*Task to carry out*
With the line containing "OCR this image." as the first line and the last line of the records as the final one, reproduce that range exactly.

[Raw records]
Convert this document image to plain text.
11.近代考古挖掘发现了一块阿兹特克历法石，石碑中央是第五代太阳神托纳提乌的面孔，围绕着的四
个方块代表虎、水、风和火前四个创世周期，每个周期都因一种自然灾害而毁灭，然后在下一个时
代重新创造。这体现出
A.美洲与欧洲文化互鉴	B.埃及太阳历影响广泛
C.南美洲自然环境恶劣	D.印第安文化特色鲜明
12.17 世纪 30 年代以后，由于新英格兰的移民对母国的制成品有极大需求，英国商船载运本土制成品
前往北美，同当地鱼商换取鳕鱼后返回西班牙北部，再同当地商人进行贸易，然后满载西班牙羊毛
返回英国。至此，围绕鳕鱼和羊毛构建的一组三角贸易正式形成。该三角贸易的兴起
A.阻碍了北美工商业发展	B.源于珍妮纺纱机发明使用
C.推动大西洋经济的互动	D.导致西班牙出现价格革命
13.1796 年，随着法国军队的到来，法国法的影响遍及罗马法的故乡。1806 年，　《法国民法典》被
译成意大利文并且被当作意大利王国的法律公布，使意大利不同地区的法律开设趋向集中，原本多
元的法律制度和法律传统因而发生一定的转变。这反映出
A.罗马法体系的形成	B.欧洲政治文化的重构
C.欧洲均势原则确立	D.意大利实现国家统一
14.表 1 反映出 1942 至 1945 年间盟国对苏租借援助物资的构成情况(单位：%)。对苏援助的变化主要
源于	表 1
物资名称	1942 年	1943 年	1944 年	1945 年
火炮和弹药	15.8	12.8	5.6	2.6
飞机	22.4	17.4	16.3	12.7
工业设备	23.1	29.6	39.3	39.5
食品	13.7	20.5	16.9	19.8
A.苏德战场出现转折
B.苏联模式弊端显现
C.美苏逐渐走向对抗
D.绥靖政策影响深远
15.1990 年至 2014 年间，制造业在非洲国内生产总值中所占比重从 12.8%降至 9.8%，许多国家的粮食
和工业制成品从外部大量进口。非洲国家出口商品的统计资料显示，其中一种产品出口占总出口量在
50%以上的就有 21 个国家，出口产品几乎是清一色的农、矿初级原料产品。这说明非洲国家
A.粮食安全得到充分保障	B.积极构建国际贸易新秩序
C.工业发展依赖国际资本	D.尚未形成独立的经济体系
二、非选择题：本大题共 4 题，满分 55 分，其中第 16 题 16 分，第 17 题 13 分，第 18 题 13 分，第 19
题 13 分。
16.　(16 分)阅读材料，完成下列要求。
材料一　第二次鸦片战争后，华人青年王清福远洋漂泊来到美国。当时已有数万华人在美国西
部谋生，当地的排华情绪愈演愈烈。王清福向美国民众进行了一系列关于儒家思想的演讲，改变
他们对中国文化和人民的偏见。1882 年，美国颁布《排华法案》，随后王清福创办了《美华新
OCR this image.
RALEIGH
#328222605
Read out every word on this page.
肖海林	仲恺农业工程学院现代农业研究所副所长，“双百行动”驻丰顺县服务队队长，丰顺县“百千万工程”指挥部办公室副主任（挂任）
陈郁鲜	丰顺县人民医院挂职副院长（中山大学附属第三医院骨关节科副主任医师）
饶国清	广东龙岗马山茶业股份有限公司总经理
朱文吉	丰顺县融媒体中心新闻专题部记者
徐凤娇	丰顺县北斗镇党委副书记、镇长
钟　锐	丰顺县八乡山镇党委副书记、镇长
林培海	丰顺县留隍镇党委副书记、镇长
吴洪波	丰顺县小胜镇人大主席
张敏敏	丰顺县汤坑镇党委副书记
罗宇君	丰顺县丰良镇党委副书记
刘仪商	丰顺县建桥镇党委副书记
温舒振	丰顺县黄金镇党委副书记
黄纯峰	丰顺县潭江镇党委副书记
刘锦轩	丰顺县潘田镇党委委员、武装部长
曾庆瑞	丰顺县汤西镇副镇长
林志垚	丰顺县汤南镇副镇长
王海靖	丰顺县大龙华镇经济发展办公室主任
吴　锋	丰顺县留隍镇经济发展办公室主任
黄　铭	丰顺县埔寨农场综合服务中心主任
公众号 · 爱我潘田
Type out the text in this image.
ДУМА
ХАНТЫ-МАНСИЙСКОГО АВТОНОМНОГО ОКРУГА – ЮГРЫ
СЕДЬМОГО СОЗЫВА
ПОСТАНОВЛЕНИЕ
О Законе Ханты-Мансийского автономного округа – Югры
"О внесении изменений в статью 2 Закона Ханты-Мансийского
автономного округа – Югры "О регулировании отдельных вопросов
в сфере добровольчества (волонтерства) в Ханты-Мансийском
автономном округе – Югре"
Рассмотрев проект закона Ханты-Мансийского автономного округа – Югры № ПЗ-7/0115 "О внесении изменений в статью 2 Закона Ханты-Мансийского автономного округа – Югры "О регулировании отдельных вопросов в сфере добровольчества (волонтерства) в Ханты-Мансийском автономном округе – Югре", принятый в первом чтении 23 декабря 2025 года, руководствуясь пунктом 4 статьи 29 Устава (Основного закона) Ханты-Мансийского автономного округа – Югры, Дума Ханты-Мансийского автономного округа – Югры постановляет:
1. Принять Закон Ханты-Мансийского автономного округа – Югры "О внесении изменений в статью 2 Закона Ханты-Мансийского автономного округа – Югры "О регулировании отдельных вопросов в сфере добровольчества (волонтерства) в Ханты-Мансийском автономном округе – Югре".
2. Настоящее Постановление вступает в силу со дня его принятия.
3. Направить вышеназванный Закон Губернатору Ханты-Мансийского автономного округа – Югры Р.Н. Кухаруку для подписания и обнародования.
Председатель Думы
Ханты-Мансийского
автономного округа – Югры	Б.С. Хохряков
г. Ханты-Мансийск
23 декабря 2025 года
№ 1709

*Solution to the problem*
OCR this image.
RALEIGH
#328222605
Read out every word on this page.
肖海林	仲恺农业工程学院现代农业研究所副所长，“双百行动”驻丰顺县服务队队长，丰顺县“百千万工程”指挥部办公室副主任（挂任）
陈郁鲜	丰顺县人民医院挂职副院长（中山大学附属第三医院骨关节科副主任医师）
饶国清	广东龙岗马山茶业股份有限公司总经理
朱文吉	丰顺县融媒体中心新闻专题部记者
徐凤娇	丰顺县北斗镇党委副书记、镇长
钟　锐	丰顺县八乡山镇党委副书记、镇长
林培海	丰顺县留隍镇党委副书记、镇长
吴洪波	丰顺县小胜镇人大主席
张敏敏	丰顺县汤坑镇党委副书记
罗宇君	丰顺县丰良镇党委副书记
刘仪商	丰顺县建桥镇党委副书记
温舒振	丰顺县黄金镇党委副书记
黄纯峰	丰顺县潭江镇党委副书记
刘锦轩	丰顺县潘田镇党委委员、武装部长
曾庆瑞	丰顺县汤西镇副镇长
林志垚	丰顺县汤南镇副镇长
王海靖	丰顺县大龙华镇经济发展办公室主任
吴　锋	丰顺县留隍镇经济发展办公室主任
黄　铭	丰顺县埔寨农场综合服务中心主任
公众号 · 爱我潘田
Type out the text in this image.
ДУМА
ХАНТЫ-МАНСИЙСКОГО АВТОНОМНОГО ОКРУГА – ЮГРЫ
СЕДЬМОГО СОЗЫВА
ПОСТАНОВЛЕНИЕ
О Законе Ханты-Мансийского автономного округа – Югры
"О внесении изменений в статью 2 Закона Ханты-Мансийского
автономного округа – Югры "О регулировании отдельных вопросов
в сфере добровольчества (волонтерства) в Ханты-Мансийском
автономном округе – Югре"
Рассмотрев проект закона Ханты-Мансийского автономного округа – Югры № ПЗ-7/0115 "О внесении изменений в статью 2 Закона Ханты-Мансийского автономного округа – Югры "О регулировании отдельных вопросов в сфере добровольчества (волонтерства) в Ханты-Мансийском автономном округе – Югре", принятый в первом чтении 23 декабря 2025 года, руководствуясь пунктом 4 статьи 29 Устава (Основного закона) Ханты-Мансийского автономного округа – Югры, Дума Ханты-Мансийского автономного округа – Югры постановляет:
1. Принять Закон Ханты-Мансийского автономного округа – Югры "О внесении изменений в статью 2 Закона Ханты-Мансийского автономного округа – Югры "О регулировании отдельных вопросов в сфере добровольчества (волонтерства) в Ханты-Мансийском автономном округе – Югре".
2. Настоящее Постановление вступает в силу со дня его принятия.
3. Направить вышеназванный Закон Губернатору Ханты-Мансийского автономного округа – Югры Р.Н. Кухаруку для подписания и обнародования.
Председатель Думы
Ханты-Мансийского
автономного округа – Югры	Б.С. Хохряков
г. Ханты-Мансийск
23 декабря 2025 года
№ 1709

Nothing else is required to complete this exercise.